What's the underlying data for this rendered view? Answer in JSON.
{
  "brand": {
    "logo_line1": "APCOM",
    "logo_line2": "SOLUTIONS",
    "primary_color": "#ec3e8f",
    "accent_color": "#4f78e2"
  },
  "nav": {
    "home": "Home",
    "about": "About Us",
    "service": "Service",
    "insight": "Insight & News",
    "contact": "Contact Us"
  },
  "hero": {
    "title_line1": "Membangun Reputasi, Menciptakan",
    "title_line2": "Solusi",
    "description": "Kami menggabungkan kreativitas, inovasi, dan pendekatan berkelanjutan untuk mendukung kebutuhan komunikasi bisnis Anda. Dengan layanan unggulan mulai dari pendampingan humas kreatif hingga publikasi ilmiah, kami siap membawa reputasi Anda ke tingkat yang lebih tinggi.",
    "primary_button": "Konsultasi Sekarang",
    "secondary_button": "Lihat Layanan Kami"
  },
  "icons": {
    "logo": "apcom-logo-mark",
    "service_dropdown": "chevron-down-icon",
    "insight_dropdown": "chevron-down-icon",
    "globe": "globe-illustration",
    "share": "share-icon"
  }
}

- - -

**Written exercise**
Extract, from the material above, each line holding the word "chevron".

**Task output**
    "service_dropdown": "chevron-down-icon",
    "insight_dropdown": "chevron-down-icon",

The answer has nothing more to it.